● **Problem statement**:
Please pull out each line of the listing below that contains the string "elements". Case counts.

----------

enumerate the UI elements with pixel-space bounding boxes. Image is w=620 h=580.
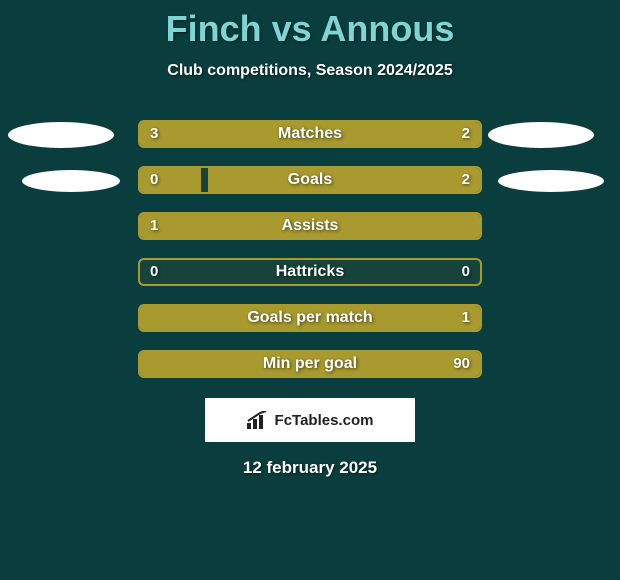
stat-label: Goals per match: [140, 306, 480, 330]
stat-value-left: 3: [150, 122, 158, 146]
stat-value-left: 0: [150, 168, 158, 192]
brand-box: FcTables.com: [205, 398, 415, 442]
stat-value-right: 0: [462, 260, 470, 284]
stat-value-left: 0: [150, 260, 158, 284]
stat-label: Matches: [140, 122, 480, 146]
stat-value-right: 2: [462, 122, 470, 146]
chart-icon: [247, 411, 269, 429]
stat-label: Hattricks: [140, 260, 480, 284]
stat-row: Hattricks0 0: [0, 258, 620, 288]
page-title: Finch vs Annous: [0, 0, 620, 50]
stat-bar: Matches3 2: [138, 120, 482, 148]
brand-text: FcTables.com: [275, 412, 374, 429]
stat-value-right: 1: [462, 306, 470, 330]
player-marker-left: [22, 170, 120, 192]
player-marker-right: [488, 122, 594, 148]
stat-value-right: 2: [462, 168, 470, 192]
stat-row: Matches3 2: [0, 120, 620, 150]
stat-label: Assists: [140, 214, 480, 238]
page-subtitle: Club competitions, Season 2024/2025: [0, 62, 620, 80]
stat-label: Goals: [140, 168, 480, 192]
date-text: 12 february 2025: [0, 458, 620, 478]
player-marker-right: [498, 170, 604, 192]
stat-row: Min per goal90: [0, 350, 620, 380]
comparison-chart: Matches32Goals02Assists1Hattricks00Goals…: [0, 120, 620, 380]
stat-row: Assists1: [0, 212, 620, 242]
stat-bar: Min per goal90: [138, 350, 482, 378]
player-marker-left: [8, 122, 114, 148]
stat-row: Goals per match1: [0, 304, 620, 334]
stat-bar: Goals0 2: [138, 166, 482, 194]
stat-bar: Hattricks0 0: [138, 258, 482, 286]
stat-value-right: 90: [453, 352, 470, 376]
stat-label: Min per goal: [140, 352, 480, 376]
stat-value-left: 1: [150, 214, 158, 238]
stat-bar: Assists1: [138, 212, 482, 240]
stat-bar: Goals per match1: [138, 304, 482, 332]
stat-row: Goals0 2: [0, 166, 620, 196]
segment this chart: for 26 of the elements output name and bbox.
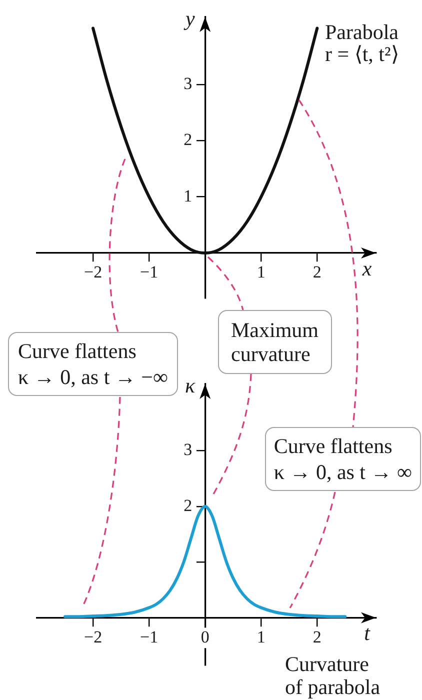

----------

● **The answer**:
enumerate the UI elements with pixel-space bounding boxes. Image is w=620 h=580.
segment this chart: for 26 of the elements output name and bbox.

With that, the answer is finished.